Dataset entries on figures:
* START *
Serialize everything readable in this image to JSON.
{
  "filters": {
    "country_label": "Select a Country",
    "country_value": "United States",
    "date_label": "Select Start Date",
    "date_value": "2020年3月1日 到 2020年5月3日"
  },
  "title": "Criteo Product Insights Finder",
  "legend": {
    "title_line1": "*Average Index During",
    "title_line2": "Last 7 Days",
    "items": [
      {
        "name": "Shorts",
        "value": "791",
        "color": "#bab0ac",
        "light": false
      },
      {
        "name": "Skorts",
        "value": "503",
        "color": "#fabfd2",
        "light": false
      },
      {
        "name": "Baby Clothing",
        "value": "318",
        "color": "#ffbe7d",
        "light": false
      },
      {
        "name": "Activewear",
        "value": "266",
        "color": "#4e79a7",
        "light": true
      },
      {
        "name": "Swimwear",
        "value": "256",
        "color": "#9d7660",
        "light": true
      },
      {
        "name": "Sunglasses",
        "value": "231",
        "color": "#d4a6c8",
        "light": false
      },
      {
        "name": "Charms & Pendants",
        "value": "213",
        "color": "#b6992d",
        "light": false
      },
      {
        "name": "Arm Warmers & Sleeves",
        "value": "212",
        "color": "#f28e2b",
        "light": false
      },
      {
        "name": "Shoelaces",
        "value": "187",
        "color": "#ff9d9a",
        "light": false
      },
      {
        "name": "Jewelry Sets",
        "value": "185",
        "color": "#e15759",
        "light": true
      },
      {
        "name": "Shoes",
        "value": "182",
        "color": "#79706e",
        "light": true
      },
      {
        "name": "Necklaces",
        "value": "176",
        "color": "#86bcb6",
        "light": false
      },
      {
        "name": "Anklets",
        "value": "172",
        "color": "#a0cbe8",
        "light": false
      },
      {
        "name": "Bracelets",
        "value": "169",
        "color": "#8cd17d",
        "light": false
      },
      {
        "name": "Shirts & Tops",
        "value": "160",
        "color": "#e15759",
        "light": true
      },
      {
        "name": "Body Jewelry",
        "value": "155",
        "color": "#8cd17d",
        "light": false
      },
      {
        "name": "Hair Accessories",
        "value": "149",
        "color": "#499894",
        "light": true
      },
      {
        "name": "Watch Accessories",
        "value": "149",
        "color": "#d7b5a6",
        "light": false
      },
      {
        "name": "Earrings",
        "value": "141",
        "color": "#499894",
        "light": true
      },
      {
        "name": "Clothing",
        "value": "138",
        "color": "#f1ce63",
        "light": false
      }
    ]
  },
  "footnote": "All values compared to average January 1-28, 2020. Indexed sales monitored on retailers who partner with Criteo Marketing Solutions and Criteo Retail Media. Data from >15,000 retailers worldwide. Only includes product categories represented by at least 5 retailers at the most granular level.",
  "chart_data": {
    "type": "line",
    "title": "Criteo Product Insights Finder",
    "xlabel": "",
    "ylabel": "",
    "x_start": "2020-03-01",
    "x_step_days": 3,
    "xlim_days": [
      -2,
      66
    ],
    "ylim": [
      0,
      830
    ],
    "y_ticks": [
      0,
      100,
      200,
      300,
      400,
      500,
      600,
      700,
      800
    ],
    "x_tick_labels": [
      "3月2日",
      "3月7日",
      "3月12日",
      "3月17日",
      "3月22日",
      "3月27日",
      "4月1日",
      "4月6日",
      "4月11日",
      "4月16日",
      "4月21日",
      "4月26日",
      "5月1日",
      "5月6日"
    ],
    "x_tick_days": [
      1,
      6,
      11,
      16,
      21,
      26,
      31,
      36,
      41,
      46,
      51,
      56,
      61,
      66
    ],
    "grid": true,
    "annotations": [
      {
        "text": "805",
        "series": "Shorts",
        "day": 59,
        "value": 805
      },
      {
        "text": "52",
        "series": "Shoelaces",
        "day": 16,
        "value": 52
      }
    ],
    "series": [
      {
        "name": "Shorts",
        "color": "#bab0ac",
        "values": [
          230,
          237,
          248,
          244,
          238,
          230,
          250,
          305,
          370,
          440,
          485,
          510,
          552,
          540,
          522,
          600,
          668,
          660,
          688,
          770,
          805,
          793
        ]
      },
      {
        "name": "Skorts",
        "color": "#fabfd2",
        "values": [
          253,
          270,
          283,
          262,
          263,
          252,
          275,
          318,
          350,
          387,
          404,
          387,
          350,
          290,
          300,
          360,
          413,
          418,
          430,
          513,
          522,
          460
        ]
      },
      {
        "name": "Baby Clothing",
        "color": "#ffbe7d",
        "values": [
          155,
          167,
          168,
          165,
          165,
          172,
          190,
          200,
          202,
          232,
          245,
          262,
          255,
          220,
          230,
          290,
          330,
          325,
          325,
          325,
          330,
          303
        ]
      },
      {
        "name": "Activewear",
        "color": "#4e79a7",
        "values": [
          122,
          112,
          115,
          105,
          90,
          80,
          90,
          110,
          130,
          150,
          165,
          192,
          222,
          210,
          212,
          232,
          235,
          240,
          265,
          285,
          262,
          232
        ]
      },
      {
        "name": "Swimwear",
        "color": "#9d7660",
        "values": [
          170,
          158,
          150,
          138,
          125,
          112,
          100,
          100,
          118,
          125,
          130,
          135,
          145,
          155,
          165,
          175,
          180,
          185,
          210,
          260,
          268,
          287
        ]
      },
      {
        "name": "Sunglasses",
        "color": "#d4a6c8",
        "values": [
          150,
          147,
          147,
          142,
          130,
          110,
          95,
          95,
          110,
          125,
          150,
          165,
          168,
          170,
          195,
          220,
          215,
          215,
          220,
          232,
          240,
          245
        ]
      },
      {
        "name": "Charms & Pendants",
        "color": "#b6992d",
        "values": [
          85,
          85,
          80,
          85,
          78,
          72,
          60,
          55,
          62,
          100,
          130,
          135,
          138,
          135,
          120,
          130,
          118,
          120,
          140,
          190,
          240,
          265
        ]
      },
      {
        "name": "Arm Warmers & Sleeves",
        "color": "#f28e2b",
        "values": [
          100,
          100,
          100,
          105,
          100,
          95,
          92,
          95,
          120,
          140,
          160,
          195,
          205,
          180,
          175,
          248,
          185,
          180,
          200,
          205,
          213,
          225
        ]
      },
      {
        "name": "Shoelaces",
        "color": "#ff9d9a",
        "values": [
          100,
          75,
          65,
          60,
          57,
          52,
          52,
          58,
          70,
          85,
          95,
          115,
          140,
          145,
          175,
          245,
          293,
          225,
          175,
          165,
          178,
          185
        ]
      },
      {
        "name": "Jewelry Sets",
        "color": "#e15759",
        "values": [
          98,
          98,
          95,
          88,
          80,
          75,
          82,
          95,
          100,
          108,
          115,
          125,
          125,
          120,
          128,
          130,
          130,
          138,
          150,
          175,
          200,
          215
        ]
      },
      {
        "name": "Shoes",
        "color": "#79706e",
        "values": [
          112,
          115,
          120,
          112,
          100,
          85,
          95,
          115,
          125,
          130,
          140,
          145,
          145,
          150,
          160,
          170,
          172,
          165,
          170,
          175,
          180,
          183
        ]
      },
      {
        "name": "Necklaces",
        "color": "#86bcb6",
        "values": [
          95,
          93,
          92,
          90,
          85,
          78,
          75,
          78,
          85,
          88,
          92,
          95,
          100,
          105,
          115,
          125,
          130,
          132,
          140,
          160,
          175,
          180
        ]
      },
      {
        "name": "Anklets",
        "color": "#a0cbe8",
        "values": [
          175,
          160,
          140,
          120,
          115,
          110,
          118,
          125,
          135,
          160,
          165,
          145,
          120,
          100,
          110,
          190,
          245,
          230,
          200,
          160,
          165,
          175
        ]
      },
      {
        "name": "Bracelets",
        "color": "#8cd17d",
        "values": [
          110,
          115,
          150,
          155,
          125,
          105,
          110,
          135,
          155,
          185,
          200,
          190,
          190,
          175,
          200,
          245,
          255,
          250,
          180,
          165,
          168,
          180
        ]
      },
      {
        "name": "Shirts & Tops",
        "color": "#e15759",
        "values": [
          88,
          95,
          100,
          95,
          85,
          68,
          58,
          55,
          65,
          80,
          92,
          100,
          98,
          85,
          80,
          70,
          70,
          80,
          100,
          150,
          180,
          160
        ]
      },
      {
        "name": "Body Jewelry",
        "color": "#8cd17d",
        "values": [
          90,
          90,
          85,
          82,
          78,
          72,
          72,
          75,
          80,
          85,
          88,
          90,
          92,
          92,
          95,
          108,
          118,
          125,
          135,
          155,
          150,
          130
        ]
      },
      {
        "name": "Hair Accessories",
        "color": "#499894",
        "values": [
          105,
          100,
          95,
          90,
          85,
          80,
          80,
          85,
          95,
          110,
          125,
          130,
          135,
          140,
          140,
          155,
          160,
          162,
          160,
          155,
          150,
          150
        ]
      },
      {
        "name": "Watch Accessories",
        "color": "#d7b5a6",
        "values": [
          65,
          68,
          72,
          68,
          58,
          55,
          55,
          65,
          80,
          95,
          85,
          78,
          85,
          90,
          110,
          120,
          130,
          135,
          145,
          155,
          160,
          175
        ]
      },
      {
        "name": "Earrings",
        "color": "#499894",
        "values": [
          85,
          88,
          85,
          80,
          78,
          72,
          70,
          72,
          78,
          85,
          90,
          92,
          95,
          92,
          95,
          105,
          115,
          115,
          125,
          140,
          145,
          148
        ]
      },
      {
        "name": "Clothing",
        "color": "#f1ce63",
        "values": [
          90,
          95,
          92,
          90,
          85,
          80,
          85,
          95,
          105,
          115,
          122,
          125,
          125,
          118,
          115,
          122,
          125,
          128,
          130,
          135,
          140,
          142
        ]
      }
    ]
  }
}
* END *
EXERCISE INSTRUCTIONS.
All lines above containing the string "series" are to be collected.

ANSWER FOR THIS EXERCISE.
        "series": "Shorts",
        "series": "Shoelaces",
    "series": [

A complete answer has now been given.